## SET PROBLEM
Set down every entry word for word. Omit the pictures.

** start DATASET RECORDS **

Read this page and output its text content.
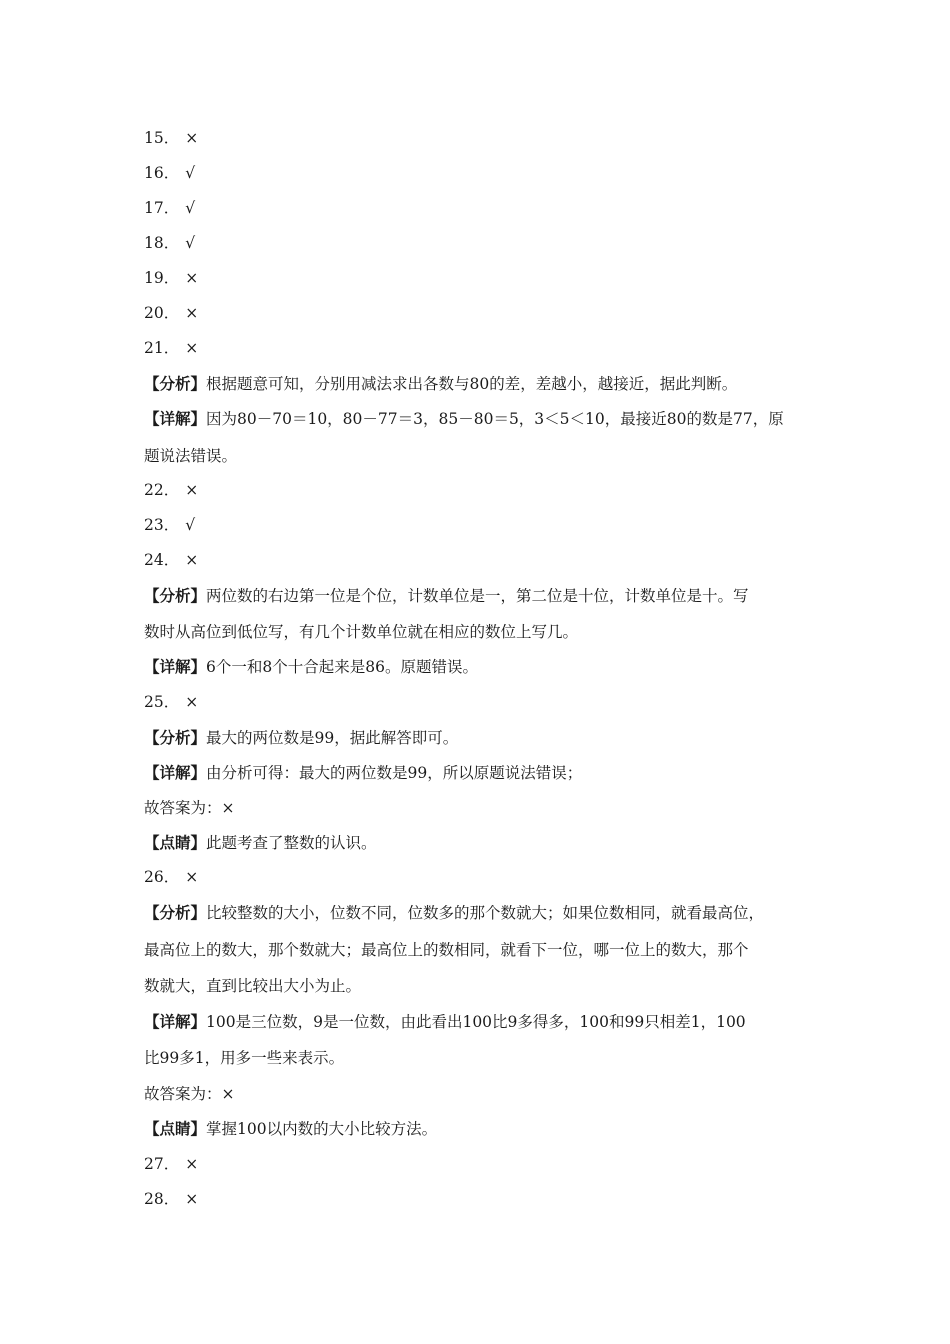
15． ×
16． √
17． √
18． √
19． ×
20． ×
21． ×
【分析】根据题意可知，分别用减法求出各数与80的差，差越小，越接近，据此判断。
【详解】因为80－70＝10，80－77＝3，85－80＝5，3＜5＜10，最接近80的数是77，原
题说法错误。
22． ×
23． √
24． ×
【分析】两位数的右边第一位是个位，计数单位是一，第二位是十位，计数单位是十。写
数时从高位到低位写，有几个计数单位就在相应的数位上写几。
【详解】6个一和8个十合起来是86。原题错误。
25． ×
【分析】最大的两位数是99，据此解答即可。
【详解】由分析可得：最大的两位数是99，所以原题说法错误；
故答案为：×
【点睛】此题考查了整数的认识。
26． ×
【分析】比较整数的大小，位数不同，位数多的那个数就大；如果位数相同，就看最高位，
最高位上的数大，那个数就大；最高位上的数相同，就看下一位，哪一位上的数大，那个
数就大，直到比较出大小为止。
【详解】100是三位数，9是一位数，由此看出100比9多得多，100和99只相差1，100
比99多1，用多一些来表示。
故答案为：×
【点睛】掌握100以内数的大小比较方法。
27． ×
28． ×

** end DATASET RECORDS **

## SOLVED PROBLEM
Read this page and output its text content.
15． ×
16． √
17． √
18． √
19． ×
20． ×
21． ×
【分析】根据题意可知，分别用减法求出各数与80的差，差越小，越接近，据此判断。
【详解】因为80－70＝10，80－77＝3，85－80＝5，3＜5＜10，最接近80的数是77，原
题说法错误。
22． ×
23． √
24． ×
【分析】两位数的右边第一位是个位，计数单位是一，第二位是十位，计数单位是十。写
数时从高位到低位写，有几个计数单位就在相应的数位上写几。
【详解】6个一和8个十合起来是86。原题错误。
25． ×
【分析】最大的两位数是99，据此解答即可。
【详解】由分析可得：最大的两位数是99，所以原题说法错误；
故答案为：×
【点睛】此题考查了整数的认识。
26． ×
【分析】比较整数的大小，位数不同，位数多的那个数就大；如果位数相同，就看最高位，
最高位上的数大，那个数就大；最高位上的数相同，就看下一位，哪一位上的数大，那个
数就大，直到比较出大小为止。
【详解】100是三位数，9是一位数，由此看出100比9多得多，100和99只相差1，100
比99多1，用多一些来表示。
故答案为：×
【点睛】掌握100以内数的大小比较方法。
27． ×
28． ×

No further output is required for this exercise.